* Entries supplied
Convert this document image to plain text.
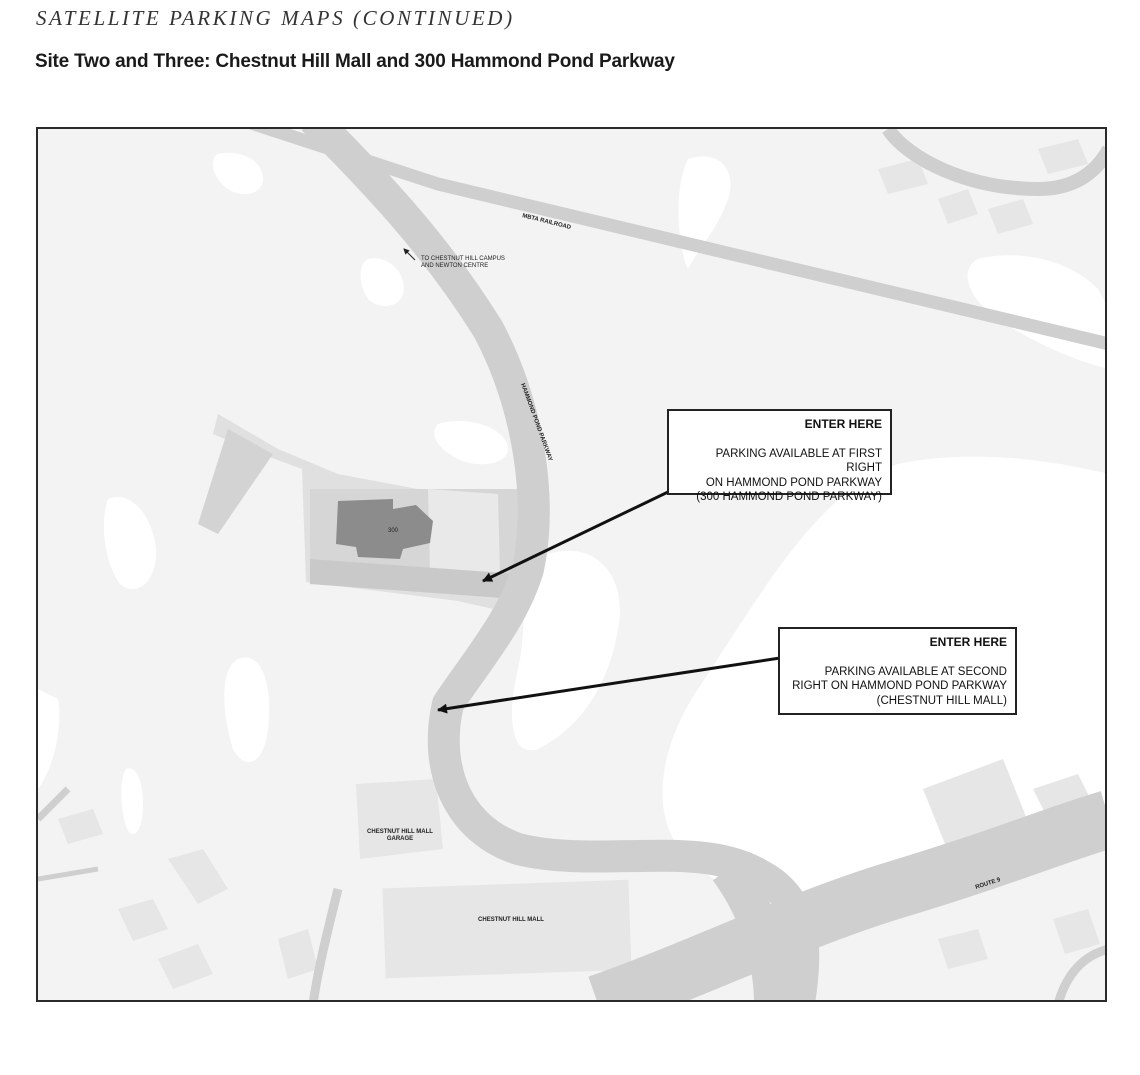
SATELLITE PARKING MAPS (CONTINUED)
Site Two and Three: Chestnut Hill Mall and 300 Hammond Pond Parkway
300
MBTA RAILROAD
TO CHESTNUT HILL CAMPUS
AND NEWTON CENTRE
HAMMOND POND PARKWAY
CHESTNUT HILL MALL
GARAGE
CHESTNUT HILL MALL
ROUTE 9
ENTER HERE
PARKING AVAILABLE AT FIRST RIGHT
ON HAMMOND POND PARKWAY
(300 HAMMOND POND PARKWAY)
ENTER HERE
PARKING AVAILABLE AT SECOND
RIGHT ON HAMMOND POND PARKWAY
(CHESTNUT HILL MALL)
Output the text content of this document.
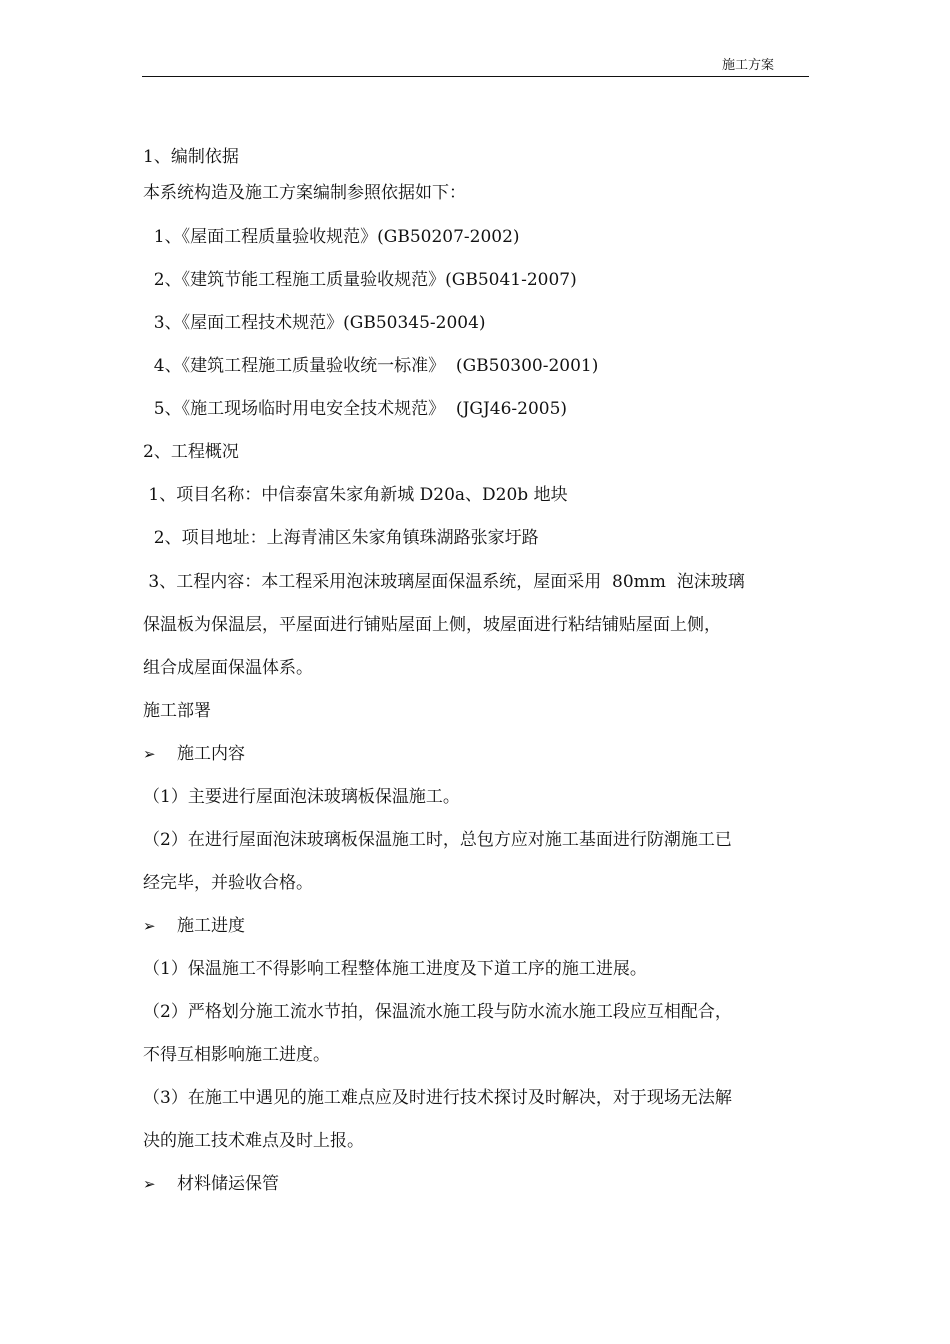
施工方案
1、编制依据
本系统构造及施工方案编制参照依据如下：
1、《屋面工程质量验收规范》(GB50207-2002)
2、《建筑节能工程施工质量验收规范》(GB5041-2007)
3、《屋面工程技术规范》(GB50345-2004)
4、《建筑工程施工质量验收统一标准》  (GB50300-2001)
5、《施工现场临时用电安全技术规范》  (JGJ46-2005)
2、工程概况
1、项目名称：中信泰富朱家角新城 D20a、D20b 地块
2、项目地址：上海青浦区朱家角镇珠湖路张家圩路
3、工程内容：本工程采用泡沫玻璃屋面保温系统，屋面采用  80mm  泡沫玻璃
保温板为保温层，平屋面进行铺贴屋面上侧，坡屋面进行粘结铺贴屋面上侧，
组合成屋面保温体系。
施工部署
➢ 施工内容
（1）主要进行屋面泡沫玻璃板保温施工。
（2）在进行屋面泡沫玻璃板保温施工时，总包方应对施工基面进行防潮施工已
经完毕，并验收合格。
➢ 施工进度
（1）保温施工不得影响工程整体施工进度及下道工序的施工进展。
（2）严格划分施工流水节拍，保温流水施工段与防水流水施工段应互相配合，
不得互相影响施工进度。
（3）在施工中遇见的施工难点应及时进行技术探讨及时解决，对于现场无法解
决的施工技术难点及时上报。
➢ 材料储运保管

* To do
Retype each record exactly as it stands, but do not include the pictures.

* Task answer
Convert this document image to plain text.
SATELLITE PARKING MAPS (CONTINUED)
Site Two and Three: Chestnut Hill Mall and 300 Hammond Pond Parkway
300
MBTA RAILROAD
TO CHESTNUT HILL CAMPUS
AND NEWTON CENTRE
HAMMOND POND PARKWAY
CHESTNUT HILL MALL
GARAGE
CHESTNUT HILL MALL
ROUTE 9
ENTER HERE
PARKING AVAILABLE AT FIRST RIGHT
ON HAMMOND POND PARKWAY
(300 HAMMOND POND PARKWAY)
ENTER HERE
PARKING AVAILABLE AT SECOND
RIGHT ON HAMMOND POND PARKWAY
(CHESTNUT HILL MALL)
Output the text content of this document.
施工方案
1、编制依据
本系统构造及施工方案编制参照依据如下：
1、《屋面工程质量验收规范》(GB50207-2002)
2、《建筑节能工程施工质量验收规范》(GB5041-2007)
3、《屋面工程技术规范》(GB50345-2004)
4、《建筑工程施工质量验收统一标准》  (GB50300-2001)
5、《施工现场临时用电安全技术规范》  (JGJ46-2005)
2、工程概况
1、项目名称：中信泰富朱家角新城 D20a、D20b 地块
2、项目地址：上海青浦区朱家角镇珠湖路张家圩路
3、工程内容：本工程采用泡沫玻璃屋面保温系统，屋面采用  80mm  泡沫玻璃
保温板为保温层，平屋面进行铺贴屋面上侧，坡屋面进行粘结铺贴屋面上侧，
组合成屋面保温体系。
施工部署
➢ 施工内容
（1）主要进行屋面泡沫玻璃板保温施工。
（2）在进行屋面泡沫玻璃板保温施工时，总包方应对施工基面进行防潮施工已
经完毕，并验收合格。
➢ 施工进度
（1）保温施工不得影响工程整体施工进度及下道工序的施工进展。
（2）严格划分施工流水节拍，保温流水施工段与防水流水施工段应互相配合，
不得互相影响施工进度。
（3）在施工中遇见的施工难点应及时进行技术探讨及时解决，对于现场无法解
决的施工技术难点及时上报。
➢ 材料储运保管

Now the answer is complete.